Quote the data below in full, minus the images.

=-=-=-=-=

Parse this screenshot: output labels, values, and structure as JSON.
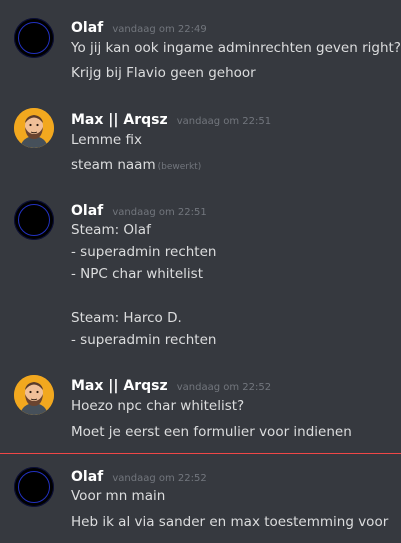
{
  "messages": [
    {
      "author": "Olaf",
      "timestamp": "vandaag om 22:49",
      "avatar": "dark-circle-avatar",
      "lines": [
        "Yo jij kan ook ingame adminrechten geven right?",
        "Krijg bij Flavio geen gehoor"
      ]
    },
    {
      "author": "Max || Arqsz",
      "timestamp": "vandaag om 22:51",
      "avatar": "bearded-man-avatar",
      "lines": [
        "Lemme fix",
        "steam naam"
      ],
      "edited_label": "(bewerkt)"
    },
    {
      "author": "Olaf",
      "timestamp": "vandaag om 22:51",
      "avatar": "dark-circle-avatar",
      "lines": [
        "Steam: Olaf",
        "- superadmin rechten",
        "- NPC char whitelist",
        "",
        "Steam: Harco D.",
        "- superadmin rechten"
      ]
    },
    {
      "author": "Max || Arqsz",
      "timestamp": "vandaag om 22:52",
      "avatar": "bearded-man-avatar",
      "lines": [
        "Hoezo npc char whitelist?",
        "Moet je eerst een formulier voor indienen"
      ]
    },
    {
      "author": "Olaf",
      "timestamp": "vandaag om 22:52",
      "avatar": "dark-circle-avatar",
      "lines": [
        "Voor mn main",
        "Heb ik al via sander en max toestemming voor"
      ]
    }
  ],
  "colors": {
    "background": "#36393f",
    "username": "#ffffff",
    "timestamp": "#72767d",
    "text": "#dcddde",
    "new_messages_divider": "#f04747"
  }
}
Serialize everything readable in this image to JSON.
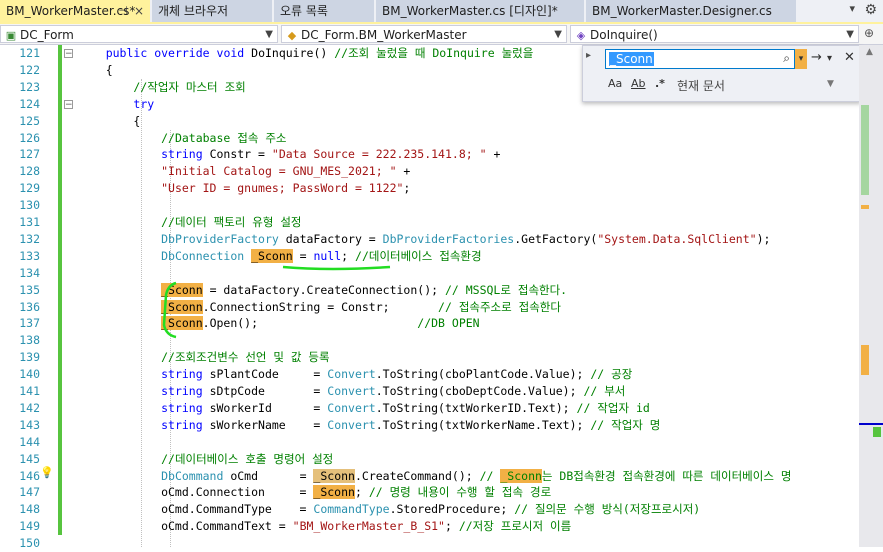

=-=-=-=-=

▸ **EXERCISE OUTPUT**:
Parse this screenshot: output labels, values, and structure as JSON.
{
  "messages": [
    {
      "author": "Olaf",
      "timestamp": "vandaag om 22:49",
      "avatar": "dark-circle-avatar",
      "lines": [
        "Yo jij kan ook ingame adminrechten geven right?",
        "Krijg bij Flavio geen gehoor"
      ]
    },
    {
      "author": "Max || Arqsz",
      "timestamp": "vandaag om 22:51",
      "avatar": "bearded-man-avatar",
      "lines": [
        "Lemme fix",
        "steam naam"
      ],
      "edited_label": "(bewerkt)"
    },
    {
      "author": "Olaf",
      "timestamp": "vandaag om 22:51",
      "avatar": "dark-circle-avatar",
      "lines": [
        "Steam: Olaf",
        "- superadmin rechten",
        "- NPC char whitelist",
        "",
        "Steam: Harco D.",
        "- superadmin rechten"
      ]
    },
    {
      "author": "Max || Arqsz",
      "timestamp": "vandaag om 22:52",
      "avatar": "bearded-man-avatar",
      "lines": [
        "Hoezo npc char whitelist?",
        "Moet je eerst een formulier voor indienen"
      ]
    },
    {
      "author": "Olaf",
      "timestamp": "vandaag om 22:52",
      "avatar": "dark-circle-avatar",
      "lines": [
        "Voor mn main",
        "Heb ik al via sander en max toestemming voor"
      ]
    }
  ],
  "colors": {
    "background": "#36393f",
    "username": "#ffffff",
    "timestamp": "#72767d",
    "text": "#dcddde",
    "new_messages_divider": "#f04747"
  }
}
Serialize everything readable in this image to JSON.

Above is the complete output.